Data tied to figure images
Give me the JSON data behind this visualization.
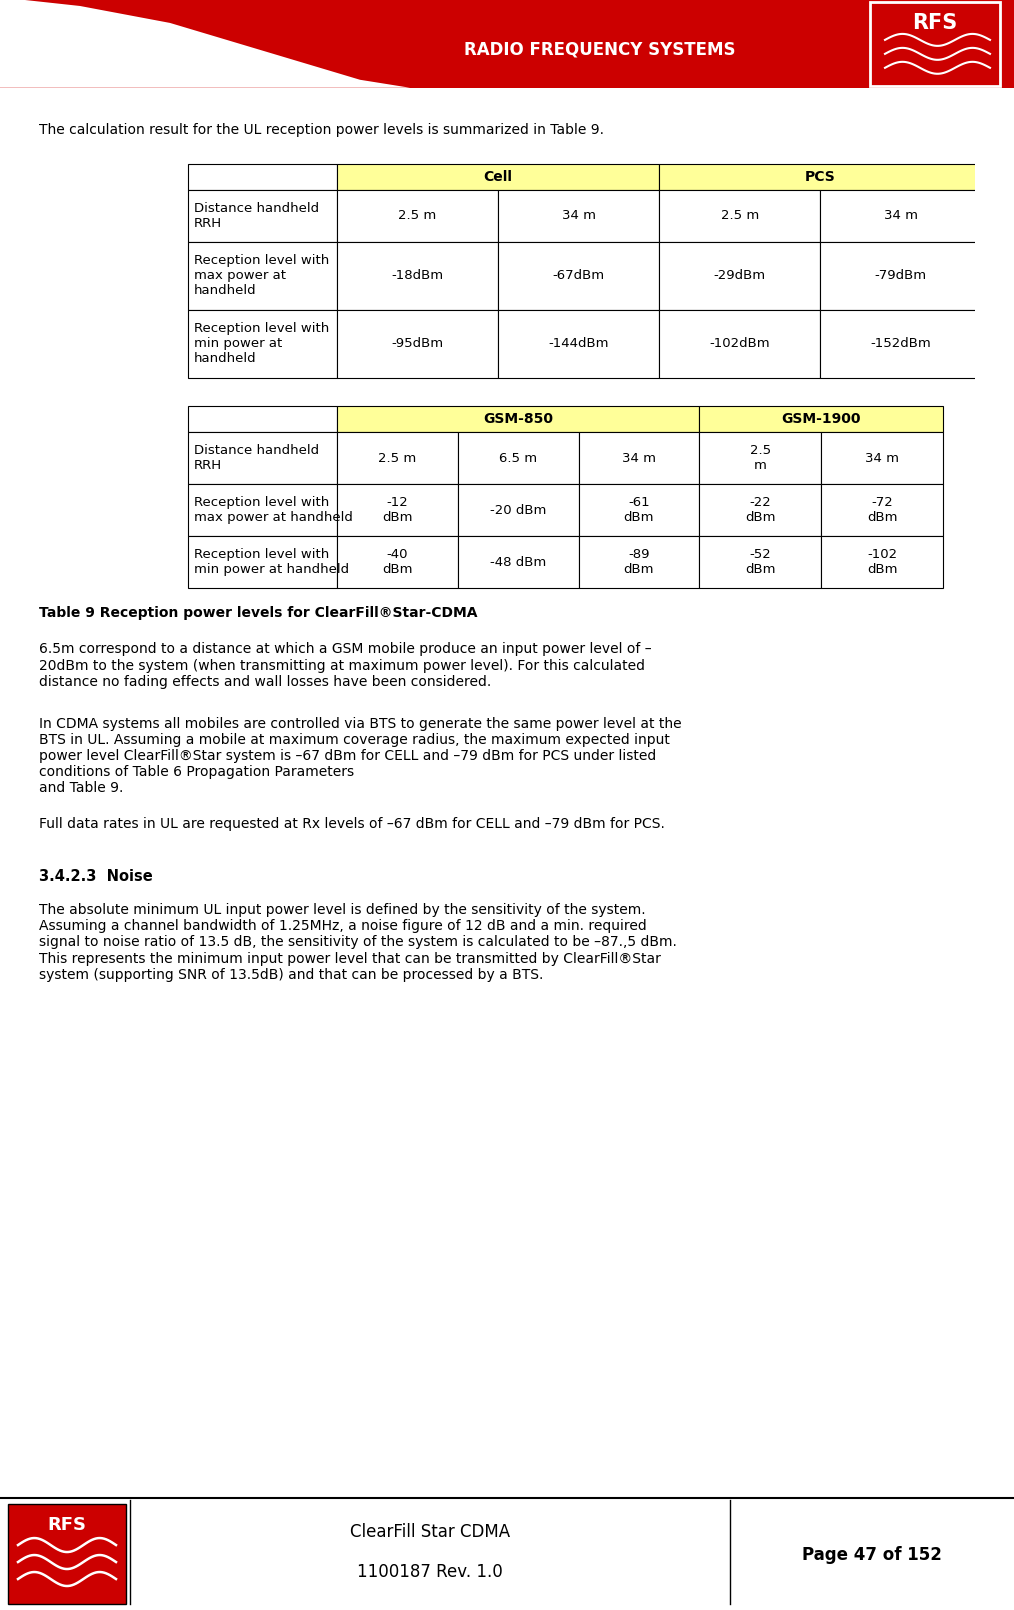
{
  "header_bg": "#cc0000",
  "header_text": "RADIO FREQUENCY SYSTEMS",
  "header_text_color": "#ffffff",
  "page_bg": "#ffffff",
  "intro_text": "The calculation result for the UL reception power levels is summarized in Table 9.",
  "table1_header_bg": "#ffff99",
  "table1_rows": [
    [
      "Distance handheld\nRRH",
      "2.5 m",
      "34 m",
      "2.5 m",
      "34 m"
    ],
    [
      "Reception level with\nmax power at\nhandheld",
      "-18dBm",
      "-67dBm",
      "-29dBm",
      "-79dBm"
    ],
    [
      "Reception level with\nmin power at\nhandheld",
      "-95dBm",
      "-144dBm",
      "-102dBm",
      "-152dBm"
    ]
  ],
  "table2_rows": [
    [
      "Distance handheld\nRRH",
      "2.5 m",
      "6.5 m",
      "34 m",
      "2.5\nm",
      "34 m"
    ],
    [
      "Reception level with\nmax power at handheld",
      "-12\ndBm",
      "-20 dBm",
      "-61\ndBm",
      "-22\ndBm",
      "-72\ndBm"
    ],
    [
      "Reception level with\nmin power at handheld",
      "-40\ndBm",
      "-48 dBm",
      "-89\ndBm",
      "-52\ndBm",
      "-102\ndBm"
    ]
  ],
  "table_caption": "Table 9 Reception power levels for ClearFill®Star-CDMA",
  "para1": "6.5m correspond to a distance at which a GSM mobile produce an input power level of –\n20dBm to the system (when transmitting at maximum power level). For this calculated\ndistance no fading effects and wall losses have been considered.",
  "para2": "In CDMA systems all mobiles are controlled via BTS to generate the same power level at the\nBTS in UL. Assuming a mobile at maximum coverage radius, the maximum expected input\npower level ClearFill®Star system is –67 dBm for CELL and –79 dBm for PCS under listed\nconditions of Table 6 Propagation Parameters\nand Table 9.",
  "para3": "Full data rates in UL are requested at Rx levels of –67 dBm for CELL and –79 dBm for PCS.",
  "section_heading": "3.4.2.3  Noise",
  "para4": "The absolute minimum UL input power level is defined by the sensitivity of the system.\nAssuming a channel bandwidth of 1.25MHz, a noise figure of 12 dB and a min. required\nsignal to noise ratio of 13.5 dB, the sensitivity of the system is calculated to be –87.,5 dBm.\nThis represents the minimum input power level that can be transmitted by ClearFill®Star\nsystem (supporting SNR of 13.5dB) and that can be processed by a BTS.",
  "footer_doc": "ClearFill Star CDMA",
  "footer_rev": "1100187 Rev. 1.0",
  "footer_page": "Page 47 of 152",
  "rfs_red": "#cc0000"
}
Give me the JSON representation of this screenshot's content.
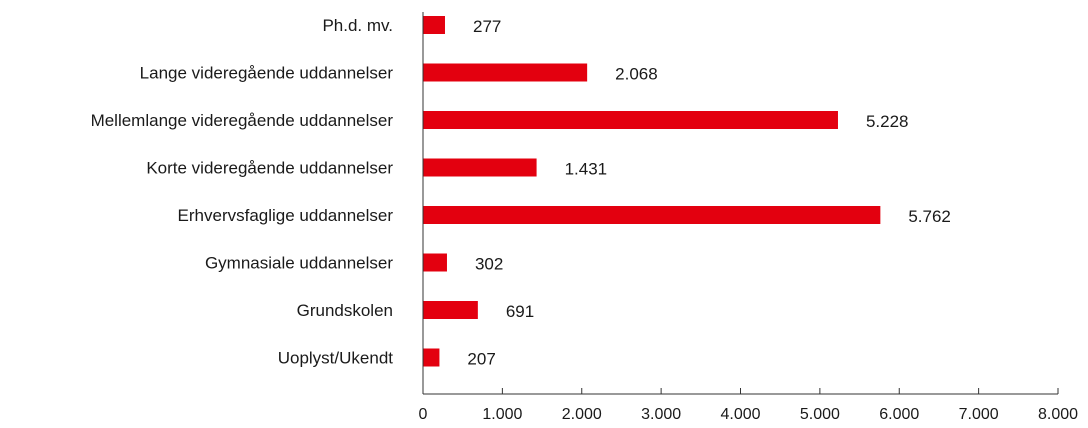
{
  "chart_data": {
    "type": "bar",
    "orientation": "horizontal",
    "categories": [
      "Ph.d. mv.",
      "Lange videregående uddannelser",
      "Mellemlange videregående uddannelser",
      "Korte videregående uddannelser",
      "Erhvervsfaglige uddannelser",
      "Gymnasiale uddannelser",
      "Grundskolen",
      "Uoplyst/Ukendt"
    ],
    "values": [
      277,
      2068,
      5228,
      1431,
      5762,
      302,
      691,
      207
    ],
    "value_labels": [
      "277",
      "2.068",
      "5.228",
      "1.431",
      "5.762",
      "302",
      "691",
      "207"
    ],
    "xlim": [
      0,
      8000
    ],
    "x_ticks": [
      0,
      1000,
      2000,
      3000,
      4000,
      5000,
      6000,
      7000,
      8000
    ],
    "x_tick_labels": [
      "0",
      "1.000",
      "2.000",
      "3.000",
      "4.000",
      "5.000",
      "6.000",
      "7.000",
      "8.000"
    ],
    "bar_color": "#e3000f",
    "grid": false,
    "legend": "none"
  }
}
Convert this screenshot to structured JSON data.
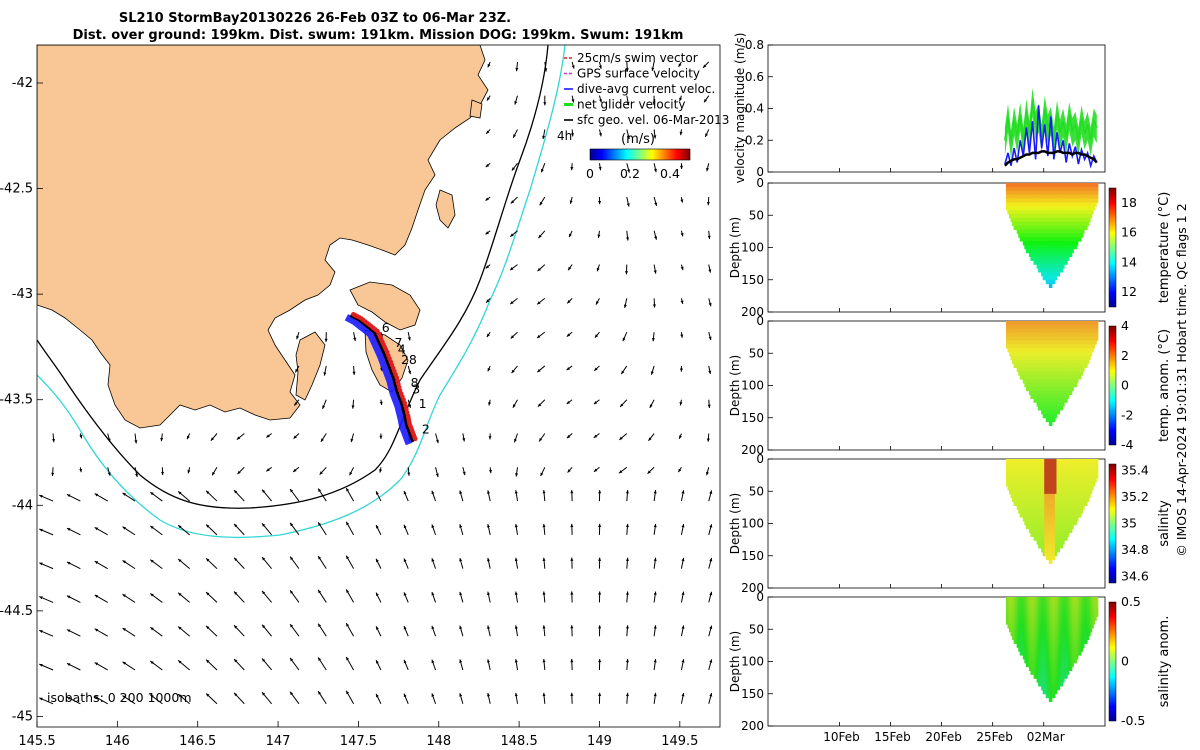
{
  "title": {
    "line1": "SL210 StormBay20130226 26-Feb 03Z to 06-Mar 23Z.",
    "line2": "Dist. over ground: 199km. Dist. swum: 191km. Mission DOG: 199km. Swum: 191km"
  },
  "footer": "© IMOS 14-Apr-2024 19:01:31 Hobart time. QC flags 1  2",
  "map": {
    "xlim": [
      145.5,
      149.75
    ],
    "ylim": [
      -45.05,
      -41.82
    ],
    "xticks": [
      "145.5",
      "146",
      "146.5",
      "147",
      "147.5",
      "148",
      "148.5",
      "149",
      "149.5"
    ],
    "yticks": [
      "-42",
      "-42.5",
      "-43",
      "-43.5",
      "-44",
      "-44.5",
      "-45"
    ],
    "isobath_label": "isobaths: 0   200  1000m",
    "legend": [
      {
        "label": "25cm/s swim vector",
        "color": "#d62020"
      },
      {
        "label": "GPS surface velocity",
        "color": "#cc33cc"
      },
      {
        "label": "dive-avg current veloc.",
        "color": "#1a1aff"
      },
      {
        "label": "net glider velocity",
        "color": "#22dd22"
      },
      {
        "label": "sfc geo. vel. 06-Mar-2013",
        "color": "#000000"
      }
    ],
    "legend_extra": "4h",
    "colorbar": {
      "label": "(m/s)",
      "ticks": [
        "0",
        "0.2",
        "0.4"
      ],
      "range": [
        0,
        0.5
      ]
    },
    "track_day_labels": [
      {
        "text": "6",
        "lon": 147.62,
        "lat": -43.18
      },
      {
        "text": "7",
        "lon": 147.7,
        "lat": -43.25
      },
      {
        "text": "4",
        "lon": 147.72,
        "lat": -43.28
      },
      {
        "text": "28",
        "lon": 147.74,
        "lat": -43.33
      },
      {
        "text": "8",
        "lon": 147.8,
        "lat": -43.44
      },
      {
        "text": "3",
        "lon": 147.81,
        "lat": -43.47
      },
      {
        "text": "1",
        "lon": 147.85,
        "lat": -43.54
      },
      {
        "text": "2",
        "lon": 147.87,
        "lat": -43.66
      }
    ],
    "track": [
      [
        147.45,
        -43.1
      ],
      [
        147.5,
        -43.12
      ],
      [
        147.55,
        -43.15
      ],
      [
        147.6,
        -43.18
      ],
      [
        147.63,
        -43.23
      ],
      [
        147.66,
        -43.28
      ],
      [
        147.69,
        -43.34
      ],
      [
        147.72,
        -43.4
      ],
      [
        147.74,
        -43.46
      ],
      [
        147.77,
        -43.52
      ],
      [
        147.79,
        -43.58
      ],
      [
        147.8,
        -43.62
      ],
      [
        147.82,
        -43.66
      ],
      [
        147.84,
        -43.7
      ]
    ]
  },
  "chart_data": [
    {
      "type": "line",
      "title": "",
      "ylabel": "velocity magnitude (m/s)",
      "ylim": [
        0,
        0.8
      ],
      "yticks": [
        "0",
        "0.2",
        "0.4",
        "0.6",
        "0.8"
      ],
      "x": [
        26.2,
        26.5,
        26.8,
        27.1,
        27.4,
        27.7,
        28.0,
        28.3,
        28.6,
        28.9,
        29.2,
        29.5,
        29.8,
        30.1,
        30.4,
        30.7,
        31.0,
        31.3,
        31.6,
        31.9,
        32.2,
        32.5,
        32.8,
        33.1,
        33.4,
        33.7,
        34.0,
        34.3,
        34.6,
        34.9,
        35.2
      ],
      "xlim": [
        3,
        36
      ],
      "xticks": [
        {
          "label": "10Feb",
          "day": 10
        },
        {
          "label": "15Feb",
          "day": 15
        },
        {
          "label": "20Feb",
          "day": 20
        },
        {
          "label": "25Feb",
          "day": 25
        },
        {
          "label": "02Mar",
          "day": 30
        }
      ],
      "series": [
        {
          "name": "net glider velocity",
          "color": "#22dd22",
          "values": [
            0.2,
            0.35,
            0.18,
            0.33,
            0.22,
            0.36,
            0.2,
            0.38,
            0.24,
            0.45,
            0.3,
            0.35,
            0.22,
            0.4,
            0.28,
            0.33,
            0.2,
            0.37,
            0.25,
            0.32,
            0.22,
            0.36,
            0.26,
            0.3,
            0.2,
            0.34,
            0.24,
            0.3,
            0.2,
            0.32,
            0.28
          ]
        },
        {
          "name": "dive-avg current veloc.",
          "color": "#1a1aff",
          "values": [
            0.05,
            0.12,
            0.04,
            0.15,
            0.06,
            0.2,
            0.1,
            0.28,
            0.12,
            0.32,
            0.08,
            0.42,
            0.15,
            0.3,
            0.1,
            0.35,
            0.08,
            0.25,
            0.12,
            0.2,
            0.06,
            0.18,
            0.1,
            0.16,
            0.05,
            0.14,
            0.08,
            0.12,
            0.04,
            0.1,
            0.06
          ]
        },
        {
          "name": "sfc geo. vel.",
          "color": "#000000",
          "values": [
            0.04,
            0.06,
            0.07,
            0.08,
            0.08,
            0.09,
            0.1,
            0.11,
            0.11,
            0.12,
            0.12,
            0.12,
            0.13,
            0.13,
            0.12,
            0.12,
            0.12,
            0.13,
            0.13,
            0.12,
            0.12,
            0.12,
            0.11,
            0.12,
            0.12,
            0.11,
            0.11,
            0.1,
            0.09,
            0.08,
            0.06
          ]
        }
      ]
    },
    {
      "type": "heatmap",
      "title": "",
      "ylabel": "Depth (m)",
      "clabel": "temperature (°C)",
      "ylim": [
        200,
        0
      ],
      "yticks": [
        "0",
        "50",
        "100",
        "150",
        "200"
      ],
      "cticks": [
        "12",
        "14",
        "16",
        "18"
      ],
      "crange": [
        11,
        19
      ],
      "cmin_pos": 0.0
    },
    {
      "type": "heatmap",
      "title": "",
      "ylabel": "Depth (m)",
      "clabel": "temp. anom. (°C)",
      "ylim": [
        200,
        0
      ],
      "yticks": [
        "0",
        "50",
        "100",
        "150",
        "200"
      ],
      "cticks": [
        "-4",
        "-2",
        "0",
        "2",
        "4"
      ],
      "crange": [
        -4,
        4
      ]
    },
    {
      "type": "heatmap",
      "title": "",
      "ylabel": "Depth (m)",
      "clabel": "salinity",
      "ylim": [
        200,
        0
      ],
      "yticks": [
        "0",
        "50",
        "100",
        "150",
        "200"
      ],
      "cticks": [
        "34.6",
        "34.8",
        "35",
        "35.2",
        "35.4"
      ],
      "crange": [
        34.55,
        35.45
      ]
    },
    {
      "type": "heatmap",
      "title": "",
      "ylabel": "Depth (m)",
      "clabel": "salinity anom.",
      "ylim": [
        200,
        0
      ],
      "yticks": [
        "0",
        "50",
        "100",
        "150",
        "200"
      ],
      "cticks": [
        "-0.5",
        "0",
        "0.5"
      ],
      "crange": [
        -0.5,
        0.5
      ],
      "xticks": [
        "10Feb",
        "15Feb",
        "20Feb",
        "25Feb",
        "02Mar"
      ]
    }
  ]
}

What you are asked to do: In the records above, locate each line with the word "salinity". Copy all such lines.

Result of the exercise:
      "clabel": "salinity",
      "clabel": "salinity anom.",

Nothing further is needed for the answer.